** Start of Material to process **

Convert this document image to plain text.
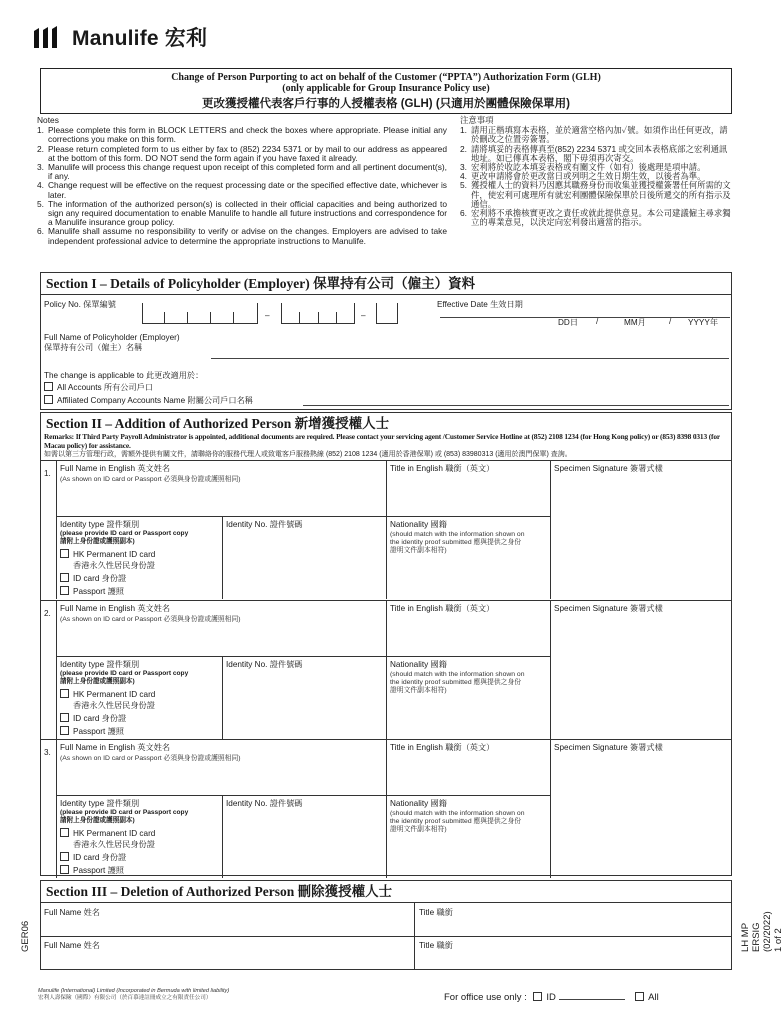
Manulife 宏利
Change of Person Purporting to act on behalf of the Customer (“PPTA”) Authorization Form (GLH)
(only applicable for Group Insurance Policy use)
更改獲授權代表客戶行事的人授權表格 (GLH) (只適用於團體保險保單用)
Notes
1. Please complete this form in BLOCK LETTERS and check the boxes where appropriate. Please initial any corrections you make on this form.
2. Please return completed form to us either by fax to (852) 2234 5371 or by mail to our address as appeared at the bottom of this form. DO NOT send the form again if you have faxed it already.
3. Manulife will process this change request upon receipt of this completed form and all pertinent document(s), if any.
4. Change request will be effective on the request processing date or the specified effective date, whichever is later.
5. The information of the authorized person(s) is collected in their official capacities and being authorized to sign any required documentation to enable Manulife to handle all future instructions and correspondence for a Manulife insurance group policy.
6. Manulife shall assume no responsibility to verify or advise on the changes. Employers are advised to take independent professional advice to determine the appropriate instructions to Manulife.
注意事項
1. 請用正楷填寫本表格，並於適當空格內加✓號。如須作出任何更改，請於刪改之位置旁簽署。
2. 請將填妥的表格傳真至(852) 2234 5371 或交回本表格底部之宏利通訊地址。如已傳真本表格，閣下毋須再次寄交。
3. 宏利將於收訖本填妥表格或有關文件（如有）後處理是項申請。
4. 更改申請將會於更改當日或列明之生效日期生效，以後者為準。
5. 獲授權人士的資料乃因應其職務身份而收集並獲授權簽署任何所需的文件，使宏利可處理所有就宏利團體保險保單於日後所遞交的所有指示及通信。
6. 宏利將不承擔核實更改之責任或就此提供意見。本公司建議僱主尋求獨立的專業意見，以決定向宏利發出適當的指示。
Section I – Details of Policyholder (Employer) 保單持有公司（僱主）資料
Policy No. 保單編號	Effective Date 生效日期
DD日 /	MM月	/ YYYY年
Full Name of Policyholder (Employer)
保單持有公司（僱主）名稱
The change is applicable to 此更改適用於：
All Accounts 所有公司戶口
Affiliated Company Accounts Name 附屬公司戶口名稱
–	–
Section II – Addition of Authorized Person 新增獲授權人士
Remarks: If Third Party Payroll Administrator is appointed, additional documents are required. Please contact your servicing agent /Customer Service Hotline at (852) 2108 1234 (for Hong Kong policy) or (853) 8398 0313 (for Macau policy) for assistance.
如需以第三方管理行政，需額外提供有關文件，請聯絡你的服務代理人或致電客戶服務熱線 (852) 2108 1234 (適用於香港保單) 或 (853) 83980313 (適用於澳門保單) 查詢。
1.
Full Name in English 英文姓名
(As shown on ID card or Passport 必須與身份證或護照相同)
Title in English 職銜（英文）	Specimen Signature 簽署式樣
Identity type 證件類別
(please provide ID card or Passport copy
請附上身份證或護照副本)
HK Permanent ID card
香港永久性居民身份證
ID card 身份證
Passport 護照
Identity No. 證件號碼	Nationality 國籍
(should match with the information shown on
the identity proof submitted 應與提供之身份
證明文件副本相符)
2.
Full Name in English 英文姓名
(As shown on ID card or Passport 必須與身份證或護照相同)
Title in English 職銜（英文）	Specimen Signature 簽署式樣
Identity type 證件類別
(please provide ID card or Passport copy
請附上身份證或護照副本)
HK Permanent ID card
香港永久性居民身份證
ID card 身份證
Passport 護照
Identity No. 證件號碼	Nationality 國籍
(should match with the information shown on
the identity proof submitted 應與提供之身份
證明文件副本相符)
3.
Full Name in English 英文姓名
(As shown on ID card or Passport 必須與身份證或護照相同)
Title in English 職銜（英文）	Specimen Signature 簽署式樣
Identity type 證件類別
(please provide ID card or Passport copy
請附上身份證或護照副本)
HK Permanent ID card
香港永久性居民身份證
ID card 身份證
Passport 護照
Identity No. 證件號碼	Nationality 國籍
(should match with the information shown on
the identity proof submitted 應與提供之身份
證明文件副本相符)
Section III – Deletion of Authorized Person 刪除獲授權人士
Full Name 姓名	Title 職銜
Full Name 姓名	Title 職銜
Manulife (International) Limited (Incorporated in Bermuda with limited liability)
宏利人壽保險（國際）有限公司（於百慕達註冊成立之有限責任公司）	For office use only : ID	All
GER06	LH MP ERSIG (02/2022) 1 of 2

** End of Material to process **

Stated problem: Reproduce all the records verbatim, excluding images.

Written answer:
Convert this document image to plain text.
Manulife 宏利
Change of Person Purporting to act on behalf of the Customer (“PPTA”) Authorization Form (GLH)
(only applicable for Group Insurance Policy use)
更改獲授權代表客戶行事的人授權表格 (GLH) (只適用於團體保險保單用)
Notes
1. Please complete this form in BLOCK LETTERS and check the boxes where appropriate. Please initial any corrections you make on this form.
2. Please return completed form to us either by fax to (852) 2234 5371 or by mail to our address as appeared at the bottom of this form. DO NOT send the form again if you have faxed it already.
3. Manulife will process this change request upon receipt of this completed form and all pertinent document(s), if any.
4. Change request will be effective on the request processing date or the specified effective date, whichever is later.
5. The information of the authorized person(s) is collected in their official capacities and being authorized to sign any required documentation to enable Manulife to handle all future instructions and correspondence for a Manulife insurance group policy.
6. Manulife shall assume no responsibility to verify or advise on the changes. Employers are advised to take independent professional advice to determine the appropriate instructions to Manulife.
注意事項
1. 請用正楷填寫本表格，並於適當空格內加✓號。如須作出任何更改，請於刪改之位置旁簽署。
2. 請將填妥的表格傳真至(852) 2234 5371 或交回本表格底部之宏利通訊地址。如已傳真本表格，閣下毋須再次寄交。
3. 宏利將於收訖本填妥表格或有關文件（如有）後處理是項申請。
4. 更改申請將會於更改當日或列明之生效日期生效，以後者為準。
5. 獲授權人士的資料乃因應其職務身份而收集並獲授權簽署任何所需的文件，使宏利可處理所有就宏利團體保險保單於日後所遞交的所有指示及通信。
6. 宏利將不承擔核實更改之責任或就此提供意見。本公司建議僱主尋求獨立的專業意見，以決定向宏利發出適當的指示。
Section I – Details of Policyholder (Employer) 保單持有公司（僱主）資料
Policy No. 保單編號	Effective Date 生效日期
DD日 /	MM月	/ YYYY年
Full Name of Policyholder (Employer)
保單持有公司（僱主）名稱
The change is applicable to 此更改適用於：
All Accounts 所有公司戶口
Affiliated Company Accounts Name 附屬公司戶口名稱
–	–
Section II – Addition of Authorized Person 新增獲授權人士
Remarks: If Third Party Payroll Administrator is appointed, additional documents are required. Please contact your servicing agent /Customer Service Hotline at (852) 2108 1234 (for Hong Kong policy) or (853) 8398 0313 (for Macau policy) for assistance.
如需以第三方管理行政，需額外提供有關文件，請聯絡你的服務代理人或致電客戶服務熱線 (852) 2108 1234 (適用於香港保單) 或 (853) 83980313 (適用於澳門保單) 查詢。
1.
Full Name in English 英文姓名
(As shown on ID card or Passport 必須與身份證或護照相同)
Title in English 職銜（英文）	Specimen Signature 簽署式樣
Identity type 證件類別
(please provide ID card or Passport copy
請附上身份證或護照副本)
HK Permanent ID card
香港永久性居民身份證
ID card 身份證
Passport 護照
Identity No. 證件號碼	Nationality 國籍
(should match with the information shown on
the identity proof submitted 應與提供之身份
證明文件副本相符)
2.
Full Name in English 英文姓名
(As shown on ID card or Passport 必須與身份證或護照相同)
Title in English 職銜（英文）	Specimen Signature 簽署式樣
Identity type 證件類別
(please provide ID card or Passport copy
請附上身份證或護照副本)
HK Permanent ID card
香港永久性居民身份證
ID card 身份證
Passport 護照
Identity No. 證件號碼	Nationality 國籍
(should match with the information shown on
the identity proof submitted 應與提供之身份
證明文件副本相符)
3.
Full Name in English 英文姓名
(As shown on ID card or Passport 必須與身份證或護照相同)
Title in English 職銜（英文）	Specimen Signature 簽署式樣
Identity type 證件類別
(please provide ID card or Passport copy
請附上身份證或護照副本)
HK Permanent ID card
香港永久性居民身份證
ID card 身份證
Passport 護照
Identity No. 證件號碼	Nationality 國籍
(should match with the information shown on
the identity proof submitted 應與提供之身份
證明文件副本相符)
Section III – Deletion of Authorized Person 刪除獲授權人士
Full Name 姓名	Title 職銜
Full Name 姓名	Title 職銜
Manulife (International) Limited (Incorporated in Bermuda with limited liability)
宏利人壽保險（國際）有限公司（於百慕達註冊成立之有限責任公司）	For office use only : ID	All
GER06	LH MP ERSIG (02/2022) 1 of 2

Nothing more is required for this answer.